Every entry below must appear again, exactly as written.
━━━━━ Input material ━━━━━
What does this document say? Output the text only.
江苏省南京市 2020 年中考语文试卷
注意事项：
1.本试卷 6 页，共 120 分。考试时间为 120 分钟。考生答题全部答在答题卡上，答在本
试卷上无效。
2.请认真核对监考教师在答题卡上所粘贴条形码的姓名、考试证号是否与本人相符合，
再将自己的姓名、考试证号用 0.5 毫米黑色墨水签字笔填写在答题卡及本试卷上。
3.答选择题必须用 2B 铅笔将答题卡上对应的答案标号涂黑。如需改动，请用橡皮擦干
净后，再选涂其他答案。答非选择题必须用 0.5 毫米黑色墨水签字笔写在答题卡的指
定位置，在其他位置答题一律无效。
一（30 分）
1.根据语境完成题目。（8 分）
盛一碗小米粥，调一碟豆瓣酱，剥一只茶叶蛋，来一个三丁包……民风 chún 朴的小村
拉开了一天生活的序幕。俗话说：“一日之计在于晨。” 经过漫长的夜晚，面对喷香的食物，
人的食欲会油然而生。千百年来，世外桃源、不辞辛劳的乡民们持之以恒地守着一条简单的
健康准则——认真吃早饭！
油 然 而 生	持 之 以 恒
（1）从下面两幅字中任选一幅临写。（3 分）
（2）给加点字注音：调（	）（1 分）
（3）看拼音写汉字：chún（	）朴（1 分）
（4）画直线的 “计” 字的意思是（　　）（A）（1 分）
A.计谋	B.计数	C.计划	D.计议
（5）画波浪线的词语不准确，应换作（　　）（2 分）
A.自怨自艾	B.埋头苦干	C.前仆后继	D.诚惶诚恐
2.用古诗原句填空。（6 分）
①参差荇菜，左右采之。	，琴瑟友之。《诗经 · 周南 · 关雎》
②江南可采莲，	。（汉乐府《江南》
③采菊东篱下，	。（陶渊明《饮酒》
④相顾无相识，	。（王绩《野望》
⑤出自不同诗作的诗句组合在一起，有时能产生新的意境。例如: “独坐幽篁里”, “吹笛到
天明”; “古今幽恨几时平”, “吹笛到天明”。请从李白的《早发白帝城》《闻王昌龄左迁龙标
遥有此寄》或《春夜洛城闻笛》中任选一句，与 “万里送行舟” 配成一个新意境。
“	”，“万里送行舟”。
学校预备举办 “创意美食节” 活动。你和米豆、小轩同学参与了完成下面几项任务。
━━━━━
**Correct response**.
What does this document say? Output the text only.
江苏省南京市 2020 年中考语文试卷
注意事项：
1.本试卷 6 页，共 120 分。考试时间为 120 分钟。考生答题全部答在答题卡上，答在本
试卷上无效。
2.请认真核对监考教师在答题卡上所粘贴条形码的姓名、考试证号是否与本人相符合，
再将自己的姓名、考试证号用 0.5 毫米黑色墨水签字笔填写在答题卡及本试卷上。
3.答选择题必须用 2B 铅笔将答题卡上对应的答案标号涂黑。如需改动，请用橡皮擦干
净后，再选涂其他答案。答非选择题必须用 0.5 毫米黑色墨水签字笔写在答题卡的指
定位置，在其他位置答题一律无效。
一（30 分）
1.根据语境完成题目。（8 分）
盛一碗小米粥，调一碟豆瓣酱，剥一只茶叶蛋，来一个三丁包……民风 chún 朴的小村
拉开了一天生活的序幕。俗话说：“一日之计在于晨。” 经过漫长的夜晚，面对喷香的食物，
人的食欲会油然而生。千百年来，世外桃源、不辞辛劳的乡民们持之以恒地守着一条简单的
健康准则——认真吃早饭！
油 然 而 生	持 之 以 恒
（1）从下面两幅字中任选一幅临写。（3 分）
（2）给加点字注音：调（	）（1 分）
（3）看拼音写汉字：chún（	）朴（1 分）
（4）画直线的 “计” 字的意思是（　　）（A）（1 分）
A.计谋	B.计数	C.计划	D.计议
（5）画波浪线的词语不准确，应换作（　　）（2 分）
A.自怨自艾	B.埋头苦干	C.前仆后继	D.诚惶诚恐
2.用古诗原句填空。（6 分）
①参差荇菜，左右采之。	，琴瑟友之。《诗经 · 周南 · 关雎》
②江南可采莲，	。（汉乐府《江南》
③采菊东篱下，	。（陶渊明《饮酒》
④相顾无相识，	。（王绩《野望》
⑤出自不同诗作的诗句组合在一起，有时能产生新的意境。例如: “独坐幽篁里”, “吹笛到
天明”; “古今幽恨几时平”, “吹笛到天明”。请从李白的《早发白帝城》《闻王昌龄左迁龙标
遥有此寄》或《春夜洛城闻笛》中任选一句，与 “万里送行舟” 配成一个新意境。
“	”，“万里送行舟”。
学校预备举办 “创意美食节” 活动。你和米豆、小轩同学参与了完成下面几项任务。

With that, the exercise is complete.